>> begin

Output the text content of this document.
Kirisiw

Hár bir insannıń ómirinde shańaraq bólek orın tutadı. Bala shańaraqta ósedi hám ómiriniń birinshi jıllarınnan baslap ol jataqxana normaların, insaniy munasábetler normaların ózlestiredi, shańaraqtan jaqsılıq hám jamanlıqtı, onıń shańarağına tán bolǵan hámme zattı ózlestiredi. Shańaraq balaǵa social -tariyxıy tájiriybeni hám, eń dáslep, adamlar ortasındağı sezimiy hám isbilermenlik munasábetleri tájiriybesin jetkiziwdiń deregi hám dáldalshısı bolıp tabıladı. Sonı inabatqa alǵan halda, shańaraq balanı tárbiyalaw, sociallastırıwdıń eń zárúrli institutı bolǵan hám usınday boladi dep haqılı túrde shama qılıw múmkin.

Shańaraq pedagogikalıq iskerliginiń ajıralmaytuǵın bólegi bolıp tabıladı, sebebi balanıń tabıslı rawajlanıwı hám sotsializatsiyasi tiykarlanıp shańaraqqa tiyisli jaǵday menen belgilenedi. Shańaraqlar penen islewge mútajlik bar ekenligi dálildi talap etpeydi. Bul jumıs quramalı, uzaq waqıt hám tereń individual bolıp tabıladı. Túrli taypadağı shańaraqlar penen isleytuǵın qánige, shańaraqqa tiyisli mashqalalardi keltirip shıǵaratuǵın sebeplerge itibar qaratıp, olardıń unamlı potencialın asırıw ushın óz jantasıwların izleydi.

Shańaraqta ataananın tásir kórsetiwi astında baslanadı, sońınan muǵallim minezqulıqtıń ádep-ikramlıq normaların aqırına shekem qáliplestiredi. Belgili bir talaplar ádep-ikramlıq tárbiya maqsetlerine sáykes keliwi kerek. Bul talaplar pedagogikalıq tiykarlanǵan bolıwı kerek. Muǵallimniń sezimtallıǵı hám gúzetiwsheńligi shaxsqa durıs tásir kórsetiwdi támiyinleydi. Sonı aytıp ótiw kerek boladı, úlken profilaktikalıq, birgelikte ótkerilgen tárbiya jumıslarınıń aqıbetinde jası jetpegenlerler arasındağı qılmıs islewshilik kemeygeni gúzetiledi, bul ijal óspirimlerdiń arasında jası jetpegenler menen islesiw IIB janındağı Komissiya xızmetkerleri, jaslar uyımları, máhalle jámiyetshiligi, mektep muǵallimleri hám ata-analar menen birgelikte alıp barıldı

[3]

>> end

Every record above must be duplicated exactly.

Output the text content of this document.
Kirisiw

Hár bir insannıń ómirinde shańaraq bólek orın tutadı. Bala shańaraqta ósedi hám ómiriniń birinshi jıllarınnan baslap ol jataqxana normaların, insaniy munasábetler normaların ózlestiredi, shańaraqtan jaqsılıq hám jamanlıqtı, onıń shańarağına tán bolǵan hámme zattı ózlestiredi. Shańaraq balaǵa social -tariyxıy tájiriybeni hám, eń dáslep, adamlar ortasındağı sezimiy hám isbilermenlik munasábetleri tájiriybesin jetkiziwdiń deregi hám dáldalshısı bolıp tabıladı. Sonı inabatqa alǵan halda, shańaraq balanı tárbiyalaw, sociallastırıwdıń eń zárúrli institutı bolǵan hám usınday boladi dep haqılı túrde shama qılıw múmkin.

Shańaraq pedagogikalıq iskerliginiń ajıralmaytuǵın bólegi bolıp tabıladı, sebebi balanıń tabıslı rawajlanıwı hám sotsializatsiyasi tiykarlanıp shańaraqqa tiyisli jaǵday menen belgilenedi. Shańaraqlar penen islewge mútajlik bar ekenligi dálildi talap etpeydi. Bul jumıs quramalı, uzaq waqıt hám tereń individual bolıp tabıladı. Túrli taypadağı shańaraqlar penen isleytuǵın qánige, shańaraqqa tiyisli mashqalalardi keltirip shıǵaratuǵın sebeplerge itibar qaratıp, olardıń unamlı potencialın asırıw ushın óz jantasıwların izleydi.

Shańaraqta ataananın tásir kórsetiwi astında baslanadı, sońınan muǵallim minezqulıqtıń ádep-ikramlıq normaların aqırına shekem qáliplestiredi. Belgili bir talaplar ádep-ikramlıq tárbiya maqsetlerine sáykes keliwi kerek. Bul talaplar pedagogikalıq tiykarlanǵan bolıwı kerek. Muǵallimniń sezimtallıǵı hám gúzetiwsheńligi shaxsqa durıs tásir kórsetiwdi támiyinleydi. Sonı aytıp ótiw kerek boladı, úlken profilaktikalıq, birgelikte ótkerilgen tárbiya jumıslarınıń aqıbetinde jası jetpegenlerler arasındağı qılmıs islewshilik kemeygeni gúzetiledi, bul ijal óspirimlerdiń arasında jası jetpegenler menen islesiw IIB janındağı Komissiya xızmetkerleri, jaslar uyımları, máhalle jámiyetshiligi, mektep muǵallimleri hám ata-analar menen birgelikte alıp barıldı

[3]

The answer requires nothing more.